- **TASK GOAL**
Please print the full listing exactly.
◇ ◇ ◇
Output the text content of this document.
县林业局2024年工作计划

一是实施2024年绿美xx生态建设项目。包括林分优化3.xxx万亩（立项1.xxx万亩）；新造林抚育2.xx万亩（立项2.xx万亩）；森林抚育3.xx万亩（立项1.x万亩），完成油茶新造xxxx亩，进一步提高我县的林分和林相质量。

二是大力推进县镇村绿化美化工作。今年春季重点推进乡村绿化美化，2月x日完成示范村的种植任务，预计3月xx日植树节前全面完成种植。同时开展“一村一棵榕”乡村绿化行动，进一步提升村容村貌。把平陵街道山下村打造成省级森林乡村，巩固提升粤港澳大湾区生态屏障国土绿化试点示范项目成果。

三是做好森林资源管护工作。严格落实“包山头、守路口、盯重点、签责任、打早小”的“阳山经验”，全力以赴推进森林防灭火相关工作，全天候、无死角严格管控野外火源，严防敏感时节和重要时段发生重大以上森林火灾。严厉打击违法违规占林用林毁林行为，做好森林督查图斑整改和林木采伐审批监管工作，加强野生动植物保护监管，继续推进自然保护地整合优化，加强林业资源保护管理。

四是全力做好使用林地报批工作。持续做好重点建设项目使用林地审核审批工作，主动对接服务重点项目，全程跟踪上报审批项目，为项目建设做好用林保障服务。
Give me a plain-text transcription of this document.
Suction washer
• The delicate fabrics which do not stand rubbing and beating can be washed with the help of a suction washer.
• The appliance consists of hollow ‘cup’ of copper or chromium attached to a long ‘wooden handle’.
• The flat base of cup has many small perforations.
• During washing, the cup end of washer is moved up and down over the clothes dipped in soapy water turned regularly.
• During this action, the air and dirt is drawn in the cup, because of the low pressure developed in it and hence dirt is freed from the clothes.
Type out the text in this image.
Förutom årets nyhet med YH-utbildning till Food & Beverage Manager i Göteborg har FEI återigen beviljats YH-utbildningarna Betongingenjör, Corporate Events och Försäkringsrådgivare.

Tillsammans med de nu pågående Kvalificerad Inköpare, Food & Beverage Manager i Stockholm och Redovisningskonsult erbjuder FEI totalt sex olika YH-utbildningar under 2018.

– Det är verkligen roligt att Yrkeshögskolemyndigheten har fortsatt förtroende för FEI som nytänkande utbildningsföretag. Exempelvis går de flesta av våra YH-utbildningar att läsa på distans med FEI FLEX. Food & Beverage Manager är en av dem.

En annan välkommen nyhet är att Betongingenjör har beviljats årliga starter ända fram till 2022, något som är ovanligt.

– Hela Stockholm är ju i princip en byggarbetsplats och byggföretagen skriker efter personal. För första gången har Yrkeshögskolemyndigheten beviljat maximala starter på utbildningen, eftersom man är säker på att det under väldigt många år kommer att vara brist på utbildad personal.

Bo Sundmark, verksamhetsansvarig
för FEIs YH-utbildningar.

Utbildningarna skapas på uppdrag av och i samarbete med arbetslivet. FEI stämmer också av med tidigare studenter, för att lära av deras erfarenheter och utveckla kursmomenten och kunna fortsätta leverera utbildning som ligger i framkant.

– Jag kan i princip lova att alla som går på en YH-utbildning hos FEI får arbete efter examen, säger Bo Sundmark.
◇ ◇ ◇
- **OUTPUT OF THE EXERCISE**
Output the text content of this document.
县林业局2024年工作计划

一是实施2024年绿美xx生态建设项目。包括林分优化3.xxx万亩（立项1.xxx万亩）；新造林抚育2.xx万亩（立项2.xx万亩）；森林抚育3.xx万亩（立项1.x万亩），完成油茶新造xxxx亩，进一步提高我县的林分和林相质量。

二是大力推进县镇村绿化美化工作。今年春季重点推进乡村绿化美化，2月x日完成示范村的种植任务，预计3月xx日植树节前全面完成种植。同时开展“一村一棵榕”乡村绿化行动，进一步提升村容村貌。把平陵街道山下村打造成省级森林乡村，巩固提升粤港澳大湾区生态屏障国土绿化试点示范项目成果。

三是做好森林资源管护工作。严格落实“包山头、守路口、盯重点、签责任、打早小”的“阳山经验”，全力以赴推进森林防灭火相关工作，全天候、无死角严格管控野外火源，严防敏感时节和重要时段发生重大以上森林火灾。严厉打击违法违规占林用林毁林行为，做好森林督查图斑整改和林木采伐审批监管工作，加强野生动植物保护监管，继续推进自然保护地整合优化，加强林业资源保护管理。

四是全力做好使用林地报批工作。持续做好重点建设项目使用林地审核审批工作，主动对接服务重点项目，全程跟踪上报审批项目，为项目建设做好用林保障服务。
Give me a plain-text transcription of this document.
Suction washer
• The delicate fabrics which do not stand rubbing and beating can be washed with the help of a suction washer.
• The appliance consists of hollow ‘cup’ of copper or chromium attached to a long ‘wooden handle’.
• The flat base of cup has many small perforations.
• During washing, the cup end of washer is moved up and down over the clothes dipped in soapy water turned regularly.
• During this action, the air and dirt is drawn in the cup, because of the low pressure developed in it and hence dirt is freed from the clothes.
Type out the text in this image.
Förutom årets nyhet med YH-utbildning till Food & Beverage Manager i Göteborg har FEI återigen beviljats YH-utbildningarna Betongingenjör, Corporate Events och Försäkringsrådgivare.

Tillsammans med de nu pågående Kvalificerad Inköpare, Food & Beverage Manager i Stockholm och Redovisningskonsult erbjuder FEI totalt sex olika YH-utbildningar under 2018.

– Det är verkligen roligt att Yrkeshögskolemyndigheten har fortsatt förtroende för FEI som nytänkande utbildningsföretag. Exempelvis går de flesta av våra YH-utbildningar att läsa på distans med FEI FLEX. Food & Beverage Manager är en av dem.

En annan välkommen nyhet är att Betongingenjör har beviljats årliga starter ända fram till 2022, något som är ovanligt.

– Hela Stockholm är ju i princip en byggarbetsplats och byggföretagen skriker efter personal. För första gången har Yrkeshögskolemyndigheten beviljat maximala starter på utbildningen, eftersom man är säker på att det under väldigt många år kommer att vara brist på utbildad personal.

Bo Sundmark, verksamhetsansvarig
för FEIs YH-utbildningar.

Utbildningarna skapas på uppdrag av och i samarbete med arbetslivet. FEI stämmer också av med tidigare studenter, för att lära av deras erfarenheter och utveckla kursmomenten och kunna fortsätta leverera utbildning som ligger i framkant.

– Jag kan i princip lova att alla som går på en YH-utbildning hos FEI får arbete efter examen, säger Bo Sundmark.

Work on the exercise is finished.